### Dataset excerpts
┌──

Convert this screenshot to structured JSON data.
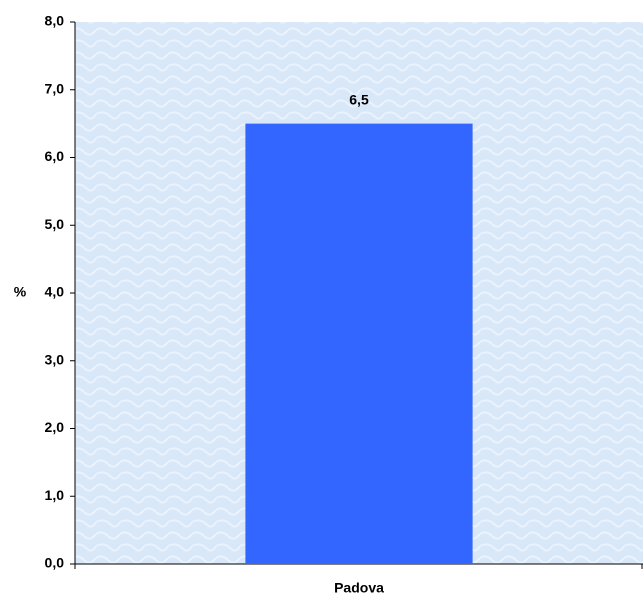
{
  "chart_data": {
    "type": "bar",
    "y_label": "%",
    "categories": [
      "Padova"
    ],
    "values": [
      6.5
    ],
    "value_labels": [
      "6,5"
    ],
    "color": "#3366ff",
    "ylim": [
      0,
      8
    ],
    "yticks": [
      {
        "value": 0,
        "label": "0,0"
      },
      {
        "value": 1,
        "label": "1,0"
      },
      {
        "value": 2,
        "label": "2,0"
      },
      {
        "value": 3,
        "label": "3,0"
      },
      {
        "value": 4,
        "label": "4,0"
      },
      {
        "value": 5,
        "label": "5,0"
      },
      {
        "value": 6,
        "label": "6,0"
      },
      {
        "value": 7,
        "label": "7,0"
      },
      {
        "value": 8,
        "label": "8,0"
      }
    ],
    "grid": false
  }
}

└──

### Description of the task
Repeat the data exactly in full, omitting its pictures.

### Answer to this exercise
Convert this screenshot to structured JSON data.
{
  "chart_data": {
    "type": "bar",
    "y_label": "%",
    "categories": [
      "Padova"
    ],
    "values": [
      6.5
    ],
    "value_labels": [
      "6,5"
    ],
    "color": "#3366ff",
    "ylim": [
      0,
      8
    ],
    "yticks": [
      {
        "value": 0,
        "label": "0,0"
      },
      {
        "value": 1,
        "label": "1,0"
      },
      {
        "value": 2,
        "label": "2,0"
      },
      {
        "value": 3,
        "label": "3,0"
      },
      {
        "value": 4,
        "label": "4,0"
      },
      {
        "value": 5,
        "label": "5,0"
      },
      {
        "value": 6,
        "label": "6,0"
      },
      {
        "value": 7,
        "label": "7,0"
      },
      {
        "value": 8,
        "label": "8,0"
      }
    ],
    "grid": false
  }
}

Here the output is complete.